**AIM OF THE EXERCISE**.
Please work out how many lines in the material contain "Employees" and give only that figure.

(Collected data entries)
>>

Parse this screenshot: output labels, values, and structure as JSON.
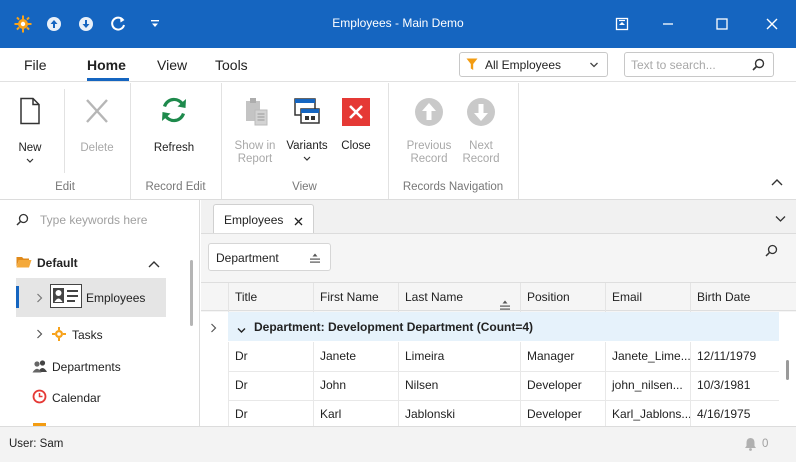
{
  "window": {
    "title": "Employees - Main Demo"
  },
  "menu": {
    "items": [
      "File",
      "Home",
      "View",
      "Tools"
    ],
    "active": "Home"
  },
  "filter": {
    "value": "All Employees"
  },
  "search": {
    "placeholder": "Text to search..."
  },
  "ribbon": {
    "new_label": "New",
    "delete_label": "Delete",
    "refresh_label": "Refresh",
    "show_in_report_label_1": "Show in",
    "show_in_report_label_2": "Report",
    "variants_label": "Variants",
    "close_label": "Close",
    "previous_record_label_1": "Previous",
    "previous_record_label_2": "Record",
    "next_record_label_1": "Next",
    "next_record_label_2": "Record",
    "groups": [
      "Edit",
      "Record Edit",
      "View",
      "Records Navigation"
    ]
  },
  "nav": {
    "search_placeholder": "Type keywords here",
    "group_title": "Default",
    "items": [
      "Employees",
      "Tasks",
      "Departments",
      "Calendar"
    ]
  },
  "tabs": {
    "active": "Employees"
  },
  "grid": {
    "group_by": "Department",
    "columns": [
      "Title",
      "First Name",
      "Last Name",
      "Position",
      "Email",
      "Birth Date"
    ],
    "group_row": "Department: Development Department (Count=4)",
    "rows": [
      [
        "Dr",
        "Janete",
        "Limeira",
        "Manager",
        "Janete_Lime...",
        "12/11/1979"
      ],
      [
        "Dr",
        "John",
        "Nilsen",
        "Developer",
        "john_nilsen...",
        "10/3/1981"
      ],
      [
        "Dr",
        "Karl",
        "Jablonski",
        "Developer",
        "Karl_Jablons...",
        "4/16/1975"
      ]
    ]
  },
  "status": {
    "user": "User: Sam",
    "notifications": "0"
  },
  "colors": {
    "accent": "#1565c0",
    "close_red": "#e53935",
    "refresh_green": "#1e8a4c",
    "group_row": "#e6f2fb"
  }
}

<<

**FULL RESPONSE**.
4